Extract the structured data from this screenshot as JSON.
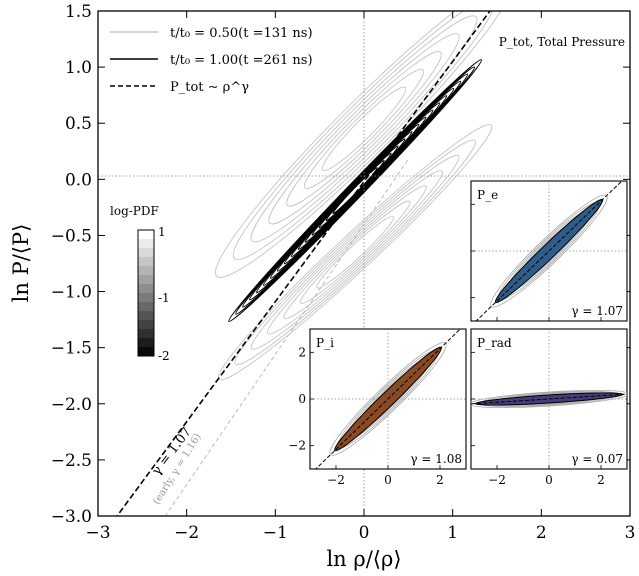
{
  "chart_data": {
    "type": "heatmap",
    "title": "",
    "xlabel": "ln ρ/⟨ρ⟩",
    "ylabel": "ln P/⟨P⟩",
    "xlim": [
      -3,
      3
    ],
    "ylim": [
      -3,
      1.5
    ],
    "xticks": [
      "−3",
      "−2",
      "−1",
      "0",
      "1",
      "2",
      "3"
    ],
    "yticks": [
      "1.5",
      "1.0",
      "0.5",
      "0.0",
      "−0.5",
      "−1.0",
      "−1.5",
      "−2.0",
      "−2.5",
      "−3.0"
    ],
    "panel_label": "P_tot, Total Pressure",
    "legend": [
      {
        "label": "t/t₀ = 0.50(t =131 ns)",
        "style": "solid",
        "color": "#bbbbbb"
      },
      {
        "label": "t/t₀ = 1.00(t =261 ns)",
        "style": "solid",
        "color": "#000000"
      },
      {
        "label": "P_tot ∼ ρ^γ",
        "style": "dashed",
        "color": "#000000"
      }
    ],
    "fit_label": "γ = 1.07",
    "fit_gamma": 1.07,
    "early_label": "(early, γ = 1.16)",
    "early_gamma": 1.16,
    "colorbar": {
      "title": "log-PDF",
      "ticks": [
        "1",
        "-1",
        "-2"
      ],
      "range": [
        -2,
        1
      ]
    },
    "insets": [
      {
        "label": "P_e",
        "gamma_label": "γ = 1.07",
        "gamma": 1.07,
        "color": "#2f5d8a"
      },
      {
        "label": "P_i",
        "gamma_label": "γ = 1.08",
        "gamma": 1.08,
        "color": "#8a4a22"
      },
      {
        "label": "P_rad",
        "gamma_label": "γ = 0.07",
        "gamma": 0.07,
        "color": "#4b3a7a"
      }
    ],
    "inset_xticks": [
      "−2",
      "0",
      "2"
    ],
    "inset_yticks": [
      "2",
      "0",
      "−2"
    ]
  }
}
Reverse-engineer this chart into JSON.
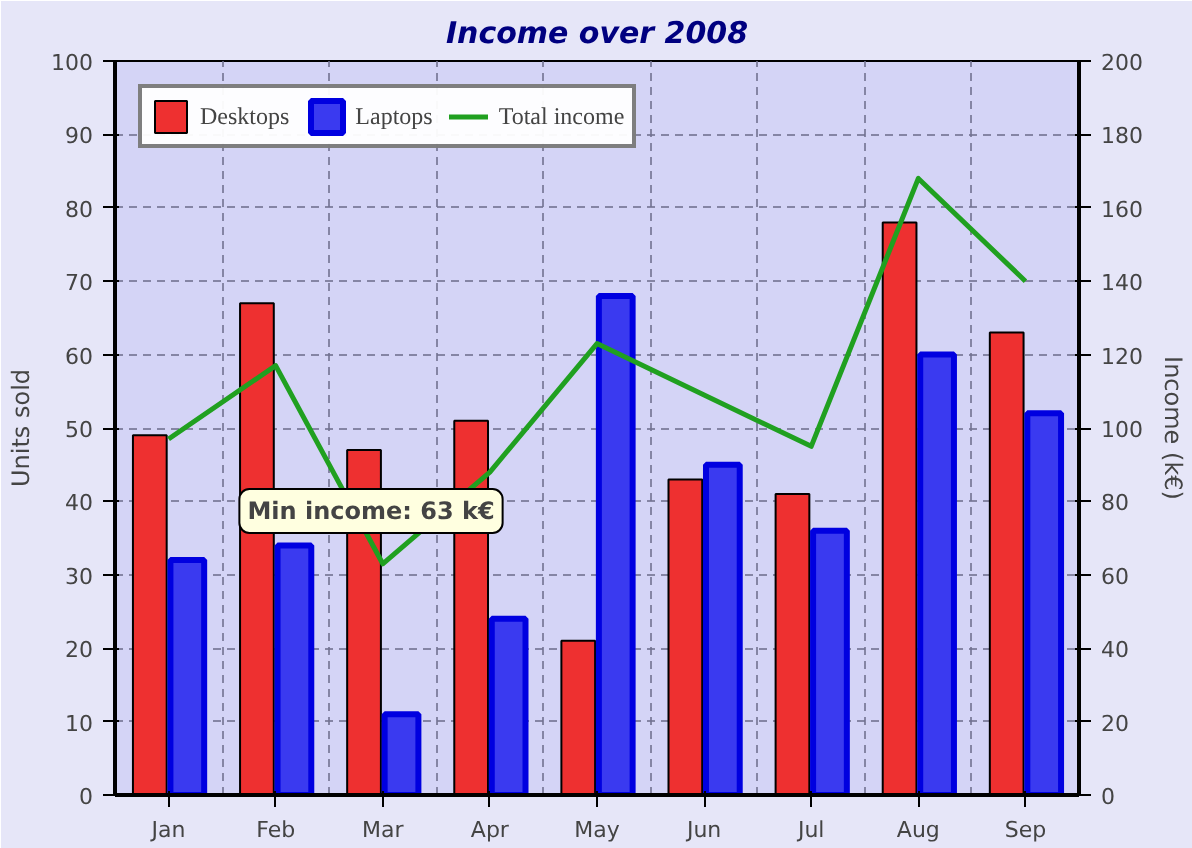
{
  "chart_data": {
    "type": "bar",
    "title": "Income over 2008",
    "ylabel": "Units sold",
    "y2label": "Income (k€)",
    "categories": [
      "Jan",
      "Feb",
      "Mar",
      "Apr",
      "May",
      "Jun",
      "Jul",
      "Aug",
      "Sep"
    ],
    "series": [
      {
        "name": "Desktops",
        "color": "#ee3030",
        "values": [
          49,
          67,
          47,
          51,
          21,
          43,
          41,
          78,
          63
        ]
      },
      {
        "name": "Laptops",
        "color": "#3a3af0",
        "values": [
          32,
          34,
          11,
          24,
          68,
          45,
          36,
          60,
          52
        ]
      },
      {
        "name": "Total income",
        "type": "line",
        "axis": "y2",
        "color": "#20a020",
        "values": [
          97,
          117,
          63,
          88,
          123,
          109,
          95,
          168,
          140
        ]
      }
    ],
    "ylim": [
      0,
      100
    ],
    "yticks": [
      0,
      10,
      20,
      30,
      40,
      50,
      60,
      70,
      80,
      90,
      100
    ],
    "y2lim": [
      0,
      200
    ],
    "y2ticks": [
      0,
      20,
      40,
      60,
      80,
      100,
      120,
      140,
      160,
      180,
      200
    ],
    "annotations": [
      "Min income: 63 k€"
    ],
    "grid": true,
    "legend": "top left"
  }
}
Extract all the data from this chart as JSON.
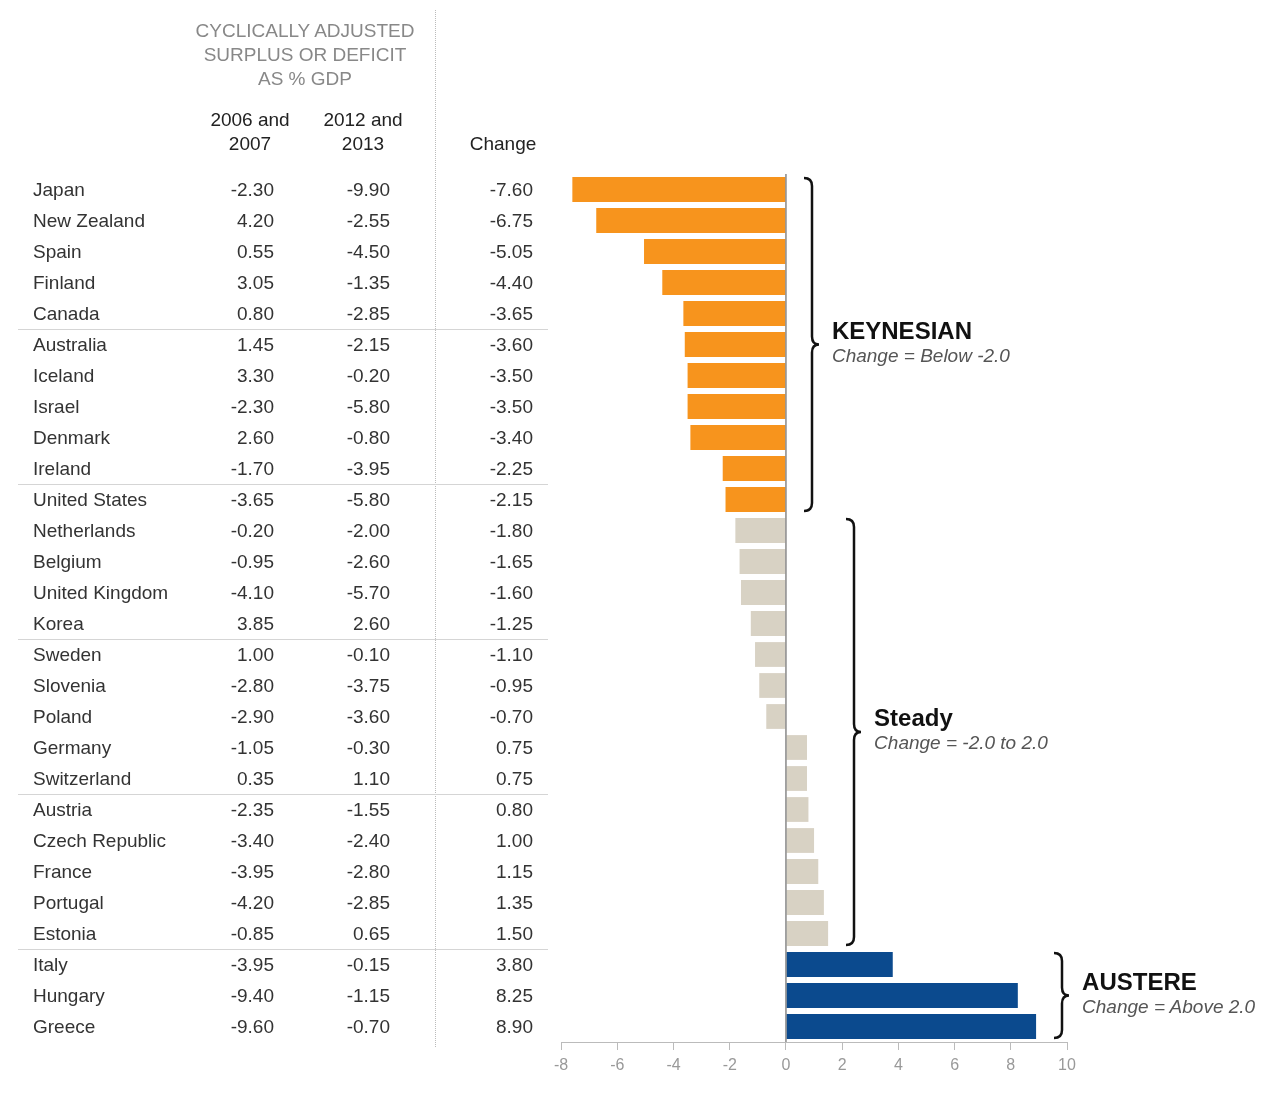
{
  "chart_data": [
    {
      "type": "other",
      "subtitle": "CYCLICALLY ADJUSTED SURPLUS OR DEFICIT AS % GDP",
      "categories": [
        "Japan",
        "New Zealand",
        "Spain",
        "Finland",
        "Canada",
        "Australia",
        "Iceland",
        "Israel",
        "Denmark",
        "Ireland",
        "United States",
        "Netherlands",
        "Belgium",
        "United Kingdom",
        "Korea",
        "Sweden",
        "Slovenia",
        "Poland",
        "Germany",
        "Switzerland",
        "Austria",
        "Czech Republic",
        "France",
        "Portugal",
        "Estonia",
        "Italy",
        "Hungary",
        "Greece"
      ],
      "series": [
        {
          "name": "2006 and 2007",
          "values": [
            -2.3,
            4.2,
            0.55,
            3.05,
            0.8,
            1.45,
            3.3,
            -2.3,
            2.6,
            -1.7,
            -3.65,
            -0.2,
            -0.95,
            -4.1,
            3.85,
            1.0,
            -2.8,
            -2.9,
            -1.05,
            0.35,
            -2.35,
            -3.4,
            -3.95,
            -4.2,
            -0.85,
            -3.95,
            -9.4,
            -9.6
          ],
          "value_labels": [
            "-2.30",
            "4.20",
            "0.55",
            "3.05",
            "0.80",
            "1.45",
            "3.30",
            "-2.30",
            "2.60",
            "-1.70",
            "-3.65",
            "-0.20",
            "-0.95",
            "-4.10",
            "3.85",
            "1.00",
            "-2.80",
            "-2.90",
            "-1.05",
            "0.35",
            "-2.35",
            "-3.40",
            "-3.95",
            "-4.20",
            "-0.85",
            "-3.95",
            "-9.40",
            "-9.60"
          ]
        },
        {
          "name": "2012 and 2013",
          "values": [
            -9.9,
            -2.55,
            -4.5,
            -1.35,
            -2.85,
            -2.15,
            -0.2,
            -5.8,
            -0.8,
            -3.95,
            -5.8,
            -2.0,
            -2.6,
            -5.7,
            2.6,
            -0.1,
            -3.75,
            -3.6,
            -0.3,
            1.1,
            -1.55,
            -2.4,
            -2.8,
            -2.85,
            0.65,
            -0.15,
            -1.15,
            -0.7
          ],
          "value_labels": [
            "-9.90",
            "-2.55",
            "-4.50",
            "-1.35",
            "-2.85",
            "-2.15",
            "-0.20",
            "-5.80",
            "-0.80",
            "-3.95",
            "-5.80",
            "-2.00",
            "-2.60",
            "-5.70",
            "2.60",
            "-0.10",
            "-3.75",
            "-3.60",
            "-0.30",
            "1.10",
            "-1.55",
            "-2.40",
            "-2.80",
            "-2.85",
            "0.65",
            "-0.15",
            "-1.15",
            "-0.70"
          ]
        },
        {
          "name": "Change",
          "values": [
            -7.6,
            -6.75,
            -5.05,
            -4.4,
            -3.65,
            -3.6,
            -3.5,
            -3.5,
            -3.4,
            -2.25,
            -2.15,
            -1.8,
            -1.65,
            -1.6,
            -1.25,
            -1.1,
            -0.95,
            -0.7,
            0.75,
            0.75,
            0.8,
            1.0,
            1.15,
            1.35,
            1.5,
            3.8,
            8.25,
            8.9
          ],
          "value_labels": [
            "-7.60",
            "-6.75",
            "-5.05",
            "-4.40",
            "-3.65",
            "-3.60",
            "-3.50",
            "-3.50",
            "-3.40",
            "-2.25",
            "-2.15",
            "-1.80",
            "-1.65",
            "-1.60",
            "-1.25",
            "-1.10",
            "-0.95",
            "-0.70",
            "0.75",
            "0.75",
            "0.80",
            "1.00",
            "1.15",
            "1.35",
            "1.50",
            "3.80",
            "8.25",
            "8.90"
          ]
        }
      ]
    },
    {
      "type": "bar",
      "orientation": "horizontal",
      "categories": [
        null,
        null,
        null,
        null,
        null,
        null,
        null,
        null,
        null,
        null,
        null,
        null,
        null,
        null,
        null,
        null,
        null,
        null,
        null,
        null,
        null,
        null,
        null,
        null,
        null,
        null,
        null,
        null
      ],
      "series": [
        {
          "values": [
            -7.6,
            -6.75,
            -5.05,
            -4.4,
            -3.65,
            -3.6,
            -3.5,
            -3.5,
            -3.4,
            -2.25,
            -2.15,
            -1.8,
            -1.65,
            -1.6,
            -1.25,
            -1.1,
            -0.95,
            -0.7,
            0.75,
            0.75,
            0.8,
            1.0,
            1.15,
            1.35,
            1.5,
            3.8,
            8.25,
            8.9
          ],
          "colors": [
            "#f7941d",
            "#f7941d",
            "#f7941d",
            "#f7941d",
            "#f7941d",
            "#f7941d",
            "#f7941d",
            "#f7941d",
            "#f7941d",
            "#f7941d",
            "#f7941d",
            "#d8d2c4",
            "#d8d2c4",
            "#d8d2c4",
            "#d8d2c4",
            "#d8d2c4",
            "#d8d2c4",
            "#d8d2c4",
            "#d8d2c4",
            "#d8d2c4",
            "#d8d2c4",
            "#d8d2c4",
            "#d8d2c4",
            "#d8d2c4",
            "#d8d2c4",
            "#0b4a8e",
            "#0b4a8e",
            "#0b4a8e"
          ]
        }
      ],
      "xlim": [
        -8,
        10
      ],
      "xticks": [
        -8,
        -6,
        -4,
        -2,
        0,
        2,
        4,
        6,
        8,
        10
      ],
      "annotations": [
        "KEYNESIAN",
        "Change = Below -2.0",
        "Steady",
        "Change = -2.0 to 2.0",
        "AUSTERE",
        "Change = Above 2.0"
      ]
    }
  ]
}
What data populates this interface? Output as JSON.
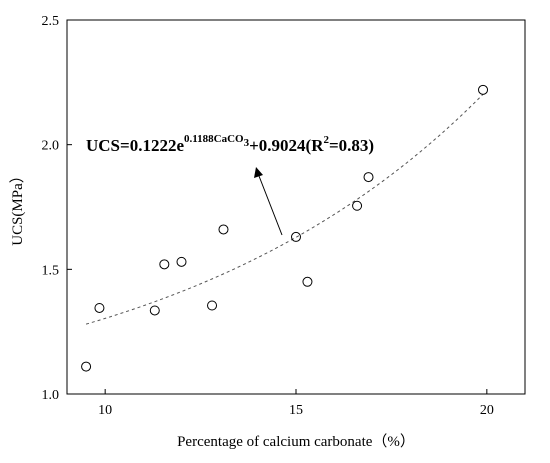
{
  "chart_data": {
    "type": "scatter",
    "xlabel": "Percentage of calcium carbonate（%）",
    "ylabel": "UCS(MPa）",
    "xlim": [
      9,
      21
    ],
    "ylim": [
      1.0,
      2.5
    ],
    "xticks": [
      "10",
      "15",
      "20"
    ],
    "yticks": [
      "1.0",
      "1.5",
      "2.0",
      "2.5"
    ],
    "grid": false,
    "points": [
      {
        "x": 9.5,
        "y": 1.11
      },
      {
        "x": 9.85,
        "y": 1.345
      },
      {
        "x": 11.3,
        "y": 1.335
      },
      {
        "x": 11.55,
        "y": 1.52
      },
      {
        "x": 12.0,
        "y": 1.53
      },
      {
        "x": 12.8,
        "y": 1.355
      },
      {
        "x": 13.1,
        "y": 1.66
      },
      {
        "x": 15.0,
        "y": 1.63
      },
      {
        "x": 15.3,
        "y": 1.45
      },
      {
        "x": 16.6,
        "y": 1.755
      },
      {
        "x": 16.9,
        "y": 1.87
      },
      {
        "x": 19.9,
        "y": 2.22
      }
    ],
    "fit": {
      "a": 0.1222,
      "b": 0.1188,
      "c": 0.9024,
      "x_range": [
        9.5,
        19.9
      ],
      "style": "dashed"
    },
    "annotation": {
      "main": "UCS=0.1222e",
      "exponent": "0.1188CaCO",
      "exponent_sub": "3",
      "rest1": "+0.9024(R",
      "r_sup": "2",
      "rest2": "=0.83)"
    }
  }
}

----

--- Work to be completed ---
Say how many lines of the listing above contain "JSON", with no other words.

--- Expected output ---
4